>>

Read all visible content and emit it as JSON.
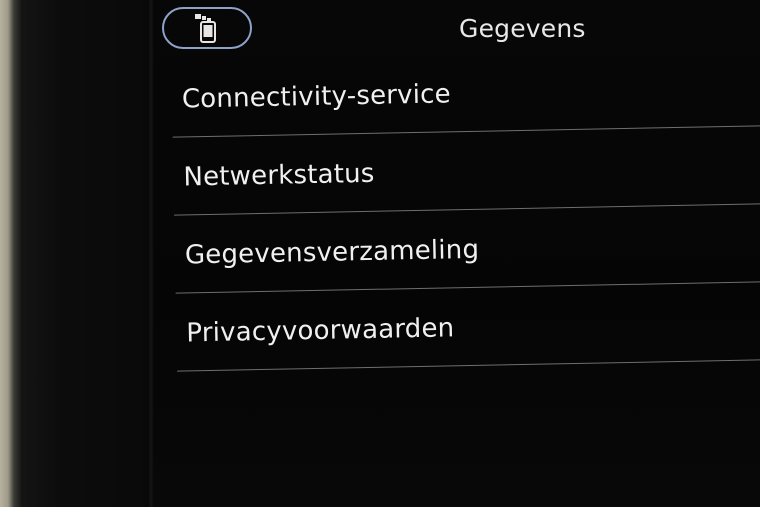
{
  "header": {
    "title": "Gegevens",
    "back_icon": "phone-data-icon"
  },
  "menu": {
    "items": [
      {
        "label": "Connectivity-service"
      },
      {
        "label": "Netwerkstatus"
      },
      {
        "label": "Gegevensverzameling",
        "has_toggle": true
      },
      {
        "label": "Privacyvoorwaarden"
      }
    ]
  },
  "colors": {
    "accent_outline": "#8fa2c8",
    "text": "#f0f0f0",
    "divider": "#6e6e6e",
    "background": "#060606"
  }
}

<<

**Your task:** Which lines include the word "label"? List them all.

**Solution to the problem:**
        "label": "Connectivity-service"
        "label": "Netwerkstatus"
        "label": "Gegevensverzameling",
        "label": "Privacyvoorwaarden"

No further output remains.